-- Given exercise --
Look through the data below. Show each line where the string "type" occurs.

-- Records shown --
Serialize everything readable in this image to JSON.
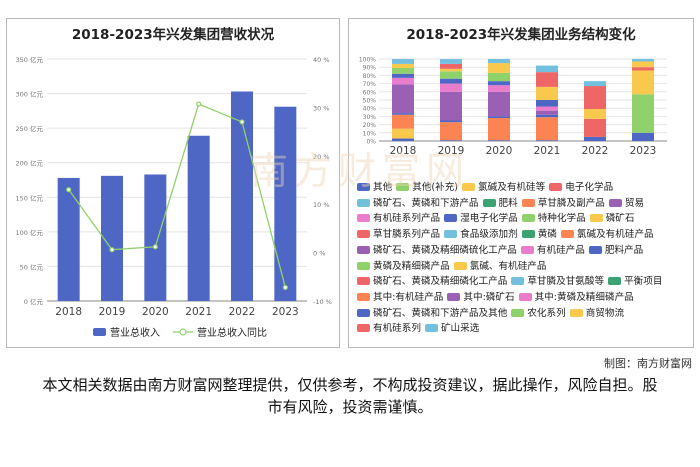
{
  "chart_data": [
    {
      "type": "bar+line",
      "title": "2018-2023年兴发集团营收状况",
      "categories": [
        "2018",
        "2019",
        "2020",
        "2021",
        "2022",
        "2023"
      ],
      "left_axis": {
        "ylim": [
          0,
          350
        ],
        "ticks": [
          "0 亿元",
          "50 亿元",
          "100 亿元",
          "150 亿元",
          "200 亿元",
          "250 亿元",
          "300 亿元",
          "350 亿元"
        ],
        "tick_values": [
          0,
          50,
          100,
          150,
          200,
          250,
          300,
          350
        ]
      },
      "right_axis": {
        "ylim": [
          -10,
          40
        ],
        "ticks": [
          "-10 %",
          "0 %",
          "10 %",
          "20 %",
          "30 %",
          "40 %"
        ],
        "tick_values": [
          -10,
          0,
          10,
          20,
          30,
          40
        ]
      },
      "series": [
        {
          "name": "营业总收入",
          "type": "bar",
          "color": "#4e67c4",
          "values": [
            178,
            181,
            183,
            239,
            303,
            281
          ]
        },
        {
          "name": "营业总收入同比",
          "type": "line",
          "color": "#8fd16b",
          "values": [
            13,
            0.6,
            1.2,
            30.7,
            27,
            -7.2
          ]
        }
      ],
      "legend_position": "bottom",
      "grid": true
    },
    {
      "type": "stacked_bar",
      "title": "2018-2023年兴发集团业务结构变化",
      "categories": [
        "2018",
        "2019",
        "2020",
        "2021",
        "2022",
        "2023"
      ],
      "ylim": [
        0,
        100
      ],
      "ticks": [
        "0%",
        "10%",
        "20%",
        "30%",
        "40%",
        "50%",
        "60%",
        "70%",
        "80%",
        "90%",
        "100%"
      ],
      "tick_values": [
        0,
        10,
        20,
        30,
        40,
        50,
        60,
        70,
        80,
        90,
        100
      ],
      "grid": true,
      "legend_position": "bottom",
      "series": [
        {
          "name": "其他",
          "color": "#4e67c4",
          "values": [
            3,
            1,
            1,
            1,
            5,
            10
          ]
        },
        {
          "name": "其他(补充)",
          "color": "#8fd16b",
          "values": [
            0,
            0,
            0,
            0,
            0,
            47
          ]
        },
        {
          "name": "氯碱及有机硅等",
          "color": "#f9c94e",
          "values": [
            12,
            0,
            0,
            0,
            0,
            29
          ]
        },
        {
          "name": "电子化学品",
          "color": "#ee6666",
          "values": [
            0,
            0,
            0,
            0,
            0,
            4
          ]
        },
        {
          "name": "磷矿石、黄磷和下游产品",
          "color": "#73c0de",
          "values": [
            0,
            0,
            0,
            0,
            0,
            0
          ]
        },
        {
          "name": "肥料",
          "color": "#3ba272",
          "values": [
            0,
            0,
            0,
            0,
            0,
            0
          ]
        },
        {
          "name": "草甘膦及副产品",
          "color": "#fc8452",
          "values": [
            17,
            22,
            27,
            28,
            0,
            0
          ]
        },
        {
          "name": "贸易",
          "color": "#9a60b4",
          "values": [
            0,
            0,
            0,
            0,
            0,
            0
          ]
        },
        {
          "name": "有机硅系列产品",
          "color": "#ea7ccc",
          "values": [
            0,
            0,
            0,
            0,
            0,
            0
          ]
        },
        {
          "name": "湿电子化学品",
          "color": "#4e67c4",
          "values": [
            2,
            2,
            2,
            3,
            0,
            0
          ]
        },
        {
          "name": "特种化学品",
          "color": "#8fd16b",
          "values": [
            0,
            0,
            0,
            0,
            0,
            0
          ]
        },
        {
          "name": "磷矿石",
          "color": "#f9c94e",
          "values": [
            0,
            0,
            0,
            0,
            0,
            0
          ]
        },
        {
          "name": "草甘膦系列产品",
          "color": "#ee6666",
          "values": [
            0,
            0,
            0,
            0,
            22,
            0
          ]
        },
        {
          "name": "食品级添加剂",
          "color": "#73c0de",
          "values": [
            0,
            0,
            0,
            0,
            0,
            0
          ]
        },
        {
          "name": "黄磷",
          "color": "#3ba272",
          "values": [
            0,
            0,
            0,
            0,
            0,
            0
          ]
        },
        {
          "name": "氯碱及有机硅产品",
          "color": "#fc8452",
          "values": [
            0,
            0,
            0,
            0,
            0,
            0
          ]
        },
        {
          "name": "磷矿石、黄磷及精细磷硫化工产品",
          "color": "#9a60b4",
          "values": [
            35,
            35,
            30,
            0,
            0,
            0
          ]
        },
        {
          "name": "有机硅产品",
          "color": "#ea7ccc",
          "values": [
            8,
            10,
            8,
            0,
            0,
            0
          ]
        },
        {
          "name": "肥料产品",
          "color": "#4e67c4",
          "values": [
            5,
            6,
            5,
            0,
            0,
            0
          ]
        },
        {
          "name": "黄磷及精细磷产品",
          "color": "#8fd16b",
          "values": [
            7,
            9,
            10,
            0,
            0,
            0
          ]
        },
        {
          "name": "氯碱、有机硅产品",
          "color": "#f9c94e",
          "values": [
            0,
            0,
            0,
            0,
            0,
            0
          ]
        },
        {
          "name": "磷矿石、黄磷及精细磷化工产品",
          "color": "#ee6666",
          "values": [
            0,
            0,
            0,
            0,
            0,
            0
          ]
        },
        {
          "name": "草甘膦及甘氨酸等",
          "color": "#73c0de",
          "values": [
            0,
            0,
            0,
            0,
            0,
            0
          ]
        },
        {
          "name": "平衡项目",
          "color": "#3ba272",
          "values": [
            0,
            0,
            0,
            0,
            0,
            0
          ]
        },
        {
          "name": "其中:有机硅产品",
          "color": "#fc8452",
          "values": [
            0,
            0,
            0,
            0,
            0,
            0
          ]
        },
        {
          "name": "其中:磷矿石",
          "color": "#9a60b4",
          "values": [
            0,
            0,
            0,
            5,
            0,
            0
          ]
        },
        {
          "name": "其中:黄磷及精细磷产品",
          "color": "#ea7ccc",
          "values": [
            0,
            0,
            0,
            5,
            0,
            0
          ]
        },
        {
          "name": "磷矿石、黄磷和下游产品及其他",
          "color": "#4e67c4",
          "values": [
            0,
            0,
            0,
            8,
            0,
            0
          ]
        },
        {
          "name": "农化系列",
          "color": "#8fd16b",
          "values": [
            0,
            0,
            0,
            0,
            0,
            0
          ]
        },
        {
          "name": "商贸物流",
          "color": "#f9c94e",
          "values": [
            5,
            3,
            12,
            16,
            12,
            7
          ]
        },
        {
          "name": "有机硅系列",
          "color": "#ee6666",
          "values": [
            0,
            6,
            0,
            18,
            28,
            0
          ]
        },
        {
          "name": "矿山采选",
          "color": "#73c0de",
          "values": [
            6,
            6,
            5,
            8,
            6,
            3
          ]
        }
      ]
    }
  ],
  "watermark": "南方财富网",
  "credit": "制图：南方财富网",
  "disclaimer": "本文相关数据由南方财富网整理提供，仅供参考，不构成投资建议，据此操作，风险自担。股市有风险，投资需谨慎。"
}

-- Result for this exercise --
      "type": "bar+line",
          "type": "bar",
          "type": "line",
      "type": "stacked_bar",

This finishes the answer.